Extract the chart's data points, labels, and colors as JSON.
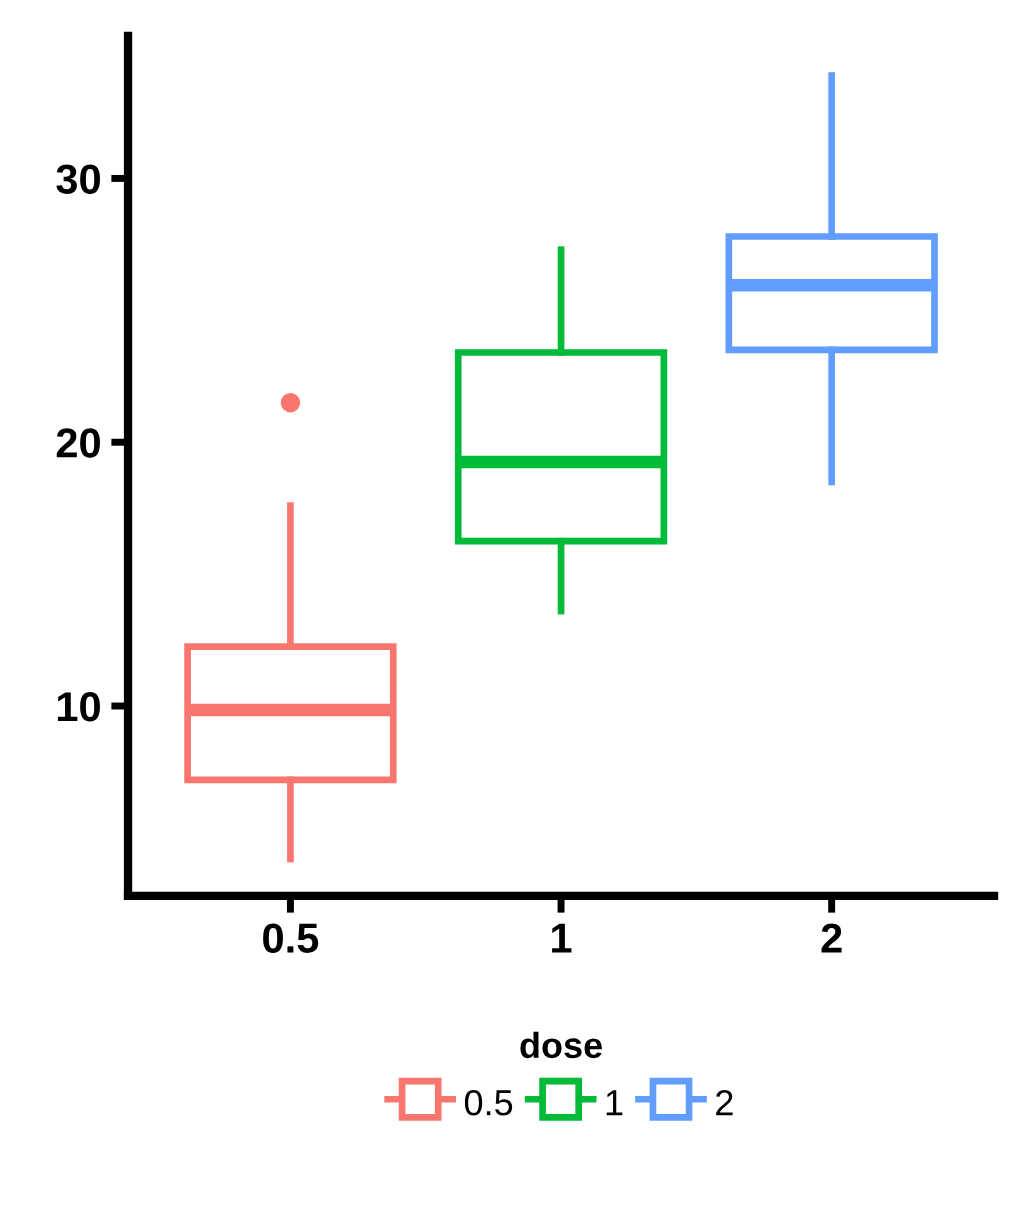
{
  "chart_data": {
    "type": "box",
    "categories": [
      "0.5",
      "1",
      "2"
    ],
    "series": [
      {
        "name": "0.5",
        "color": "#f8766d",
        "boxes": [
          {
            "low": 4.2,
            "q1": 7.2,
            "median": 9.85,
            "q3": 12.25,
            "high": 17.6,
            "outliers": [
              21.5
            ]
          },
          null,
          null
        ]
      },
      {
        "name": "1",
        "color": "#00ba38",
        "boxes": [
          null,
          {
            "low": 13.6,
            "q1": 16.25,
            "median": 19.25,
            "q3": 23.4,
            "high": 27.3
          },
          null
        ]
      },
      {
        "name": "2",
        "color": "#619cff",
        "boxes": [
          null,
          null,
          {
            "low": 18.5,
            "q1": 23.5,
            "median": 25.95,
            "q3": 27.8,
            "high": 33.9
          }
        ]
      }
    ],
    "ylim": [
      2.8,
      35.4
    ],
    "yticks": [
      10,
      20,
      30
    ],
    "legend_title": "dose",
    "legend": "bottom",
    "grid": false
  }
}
------------------------------------------------
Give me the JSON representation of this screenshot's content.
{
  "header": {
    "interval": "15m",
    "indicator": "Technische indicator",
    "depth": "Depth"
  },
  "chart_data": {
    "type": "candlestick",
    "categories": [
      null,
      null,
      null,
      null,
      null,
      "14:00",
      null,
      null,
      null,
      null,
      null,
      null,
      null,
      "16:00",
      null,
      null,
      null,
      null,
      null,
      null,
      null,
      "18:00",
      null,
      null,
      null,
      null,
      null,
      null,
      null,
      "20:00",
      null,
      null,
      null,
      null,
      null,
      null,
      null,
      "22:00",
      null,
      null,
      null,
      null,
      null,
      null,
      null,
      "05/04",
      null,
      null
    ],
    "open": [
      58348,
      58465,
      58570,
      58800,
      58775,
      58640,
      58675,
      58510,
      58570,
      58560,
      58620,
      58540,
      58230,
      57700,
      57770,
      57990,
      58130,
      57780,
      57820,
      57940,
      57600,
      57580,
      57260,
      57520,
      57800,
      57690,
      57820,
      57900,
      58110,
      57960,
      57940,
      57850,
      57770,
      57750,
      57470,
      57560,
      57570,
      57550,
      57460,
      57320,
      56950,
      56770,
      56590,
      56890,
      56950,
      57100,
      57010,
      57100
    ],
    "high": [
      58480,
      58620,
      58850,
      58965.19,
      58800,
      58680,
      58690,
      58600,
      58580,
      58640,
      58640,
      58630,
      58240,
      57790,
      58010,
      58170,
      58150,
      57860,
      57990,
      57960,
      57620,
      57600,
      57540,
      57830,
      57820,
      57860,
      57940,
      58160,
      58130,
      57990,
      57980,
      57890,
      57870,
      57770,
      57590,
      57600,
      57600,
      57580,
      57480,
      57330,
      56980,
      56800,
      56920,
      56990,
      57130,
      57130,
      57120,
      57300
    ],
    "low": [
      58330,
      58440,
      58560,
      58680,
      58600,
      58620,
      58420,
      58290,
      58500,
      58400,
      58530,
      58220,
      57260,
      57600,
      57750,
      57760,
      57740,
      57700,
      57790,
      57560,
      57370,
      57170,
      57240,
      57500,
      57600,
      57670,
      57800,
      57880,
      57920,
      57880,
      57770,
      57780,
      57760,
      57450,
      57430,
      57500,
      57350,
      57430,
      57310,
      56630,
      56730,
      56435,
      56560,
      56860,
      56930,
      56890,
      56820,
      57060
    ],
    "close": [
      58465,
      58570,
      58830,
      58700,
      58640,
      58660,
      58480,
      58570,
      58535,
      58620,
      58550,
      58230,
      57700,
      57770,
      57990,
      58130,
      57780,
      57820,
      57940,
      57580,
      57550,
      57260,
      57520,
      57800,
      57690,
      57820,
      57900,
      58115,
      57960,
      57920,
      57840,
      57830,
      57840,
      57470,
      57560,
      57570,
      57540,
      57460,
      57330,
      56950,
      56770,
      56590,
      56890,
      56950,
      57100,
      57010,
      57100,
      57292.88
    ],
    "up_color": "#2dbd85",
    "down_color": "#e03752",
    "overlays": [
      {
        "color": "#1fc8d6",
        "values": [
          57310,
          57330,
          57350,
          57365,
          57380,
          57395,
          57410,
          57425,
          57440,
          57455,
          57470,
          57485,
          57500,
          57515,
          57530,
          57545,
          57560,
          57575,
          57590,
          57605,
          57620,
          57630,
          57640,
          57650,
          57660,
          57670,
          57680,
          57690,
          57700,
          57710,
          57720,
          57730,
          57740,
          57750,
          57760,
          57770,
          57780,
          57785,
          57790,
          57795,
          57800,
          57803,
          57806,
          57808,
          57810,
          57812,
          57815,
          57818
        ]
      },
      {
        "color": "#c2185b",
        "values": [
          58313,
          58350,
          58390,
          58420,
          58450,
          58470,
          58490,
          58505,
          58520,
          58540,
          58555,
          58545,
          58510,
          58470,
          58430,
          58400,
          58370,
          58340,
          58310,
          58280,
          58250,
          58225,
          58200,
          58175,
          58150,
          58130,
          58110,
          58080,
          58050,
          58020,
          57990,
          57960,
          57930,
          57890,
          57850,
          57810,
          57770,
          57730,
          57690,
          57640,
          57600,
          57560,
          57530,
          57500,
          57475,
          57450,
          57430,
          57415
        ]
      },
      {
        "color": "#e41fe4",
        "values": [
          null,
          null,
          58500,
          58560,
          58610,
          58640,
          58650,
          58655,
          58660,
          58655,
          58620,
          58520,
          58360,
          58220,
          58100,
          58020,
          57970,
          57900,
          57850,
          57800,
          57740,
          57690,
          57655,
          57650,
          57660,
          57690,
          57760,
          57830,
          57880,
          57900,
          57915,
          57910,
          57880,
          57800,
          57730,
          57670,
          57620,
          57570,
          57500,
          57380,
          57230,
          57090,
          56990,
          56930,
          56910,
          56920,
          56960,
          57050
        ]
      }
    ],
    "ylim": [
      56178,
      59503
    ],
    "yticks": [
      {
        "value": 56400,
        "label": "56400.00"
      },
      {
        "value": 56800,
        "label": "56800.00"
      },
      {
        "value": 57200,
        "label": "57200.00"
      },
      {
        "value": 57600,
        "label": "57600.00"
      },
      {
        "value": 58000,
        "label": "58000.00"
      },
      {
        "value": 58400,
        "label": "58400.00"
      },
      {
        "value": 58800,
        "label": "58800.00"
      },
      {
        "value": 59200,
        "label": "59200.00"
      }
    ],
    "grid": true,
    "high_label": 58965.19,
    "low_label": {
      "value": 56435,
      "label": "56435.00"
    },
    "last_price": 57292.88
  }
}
------------------------------------------------
_What is being asked_
Where a line contains the string "JSON", extract that line.

_Response to the task_
Extract the chart's data points, labels, and colors as JSON.
Give me the JSON representation of this screenshot's content.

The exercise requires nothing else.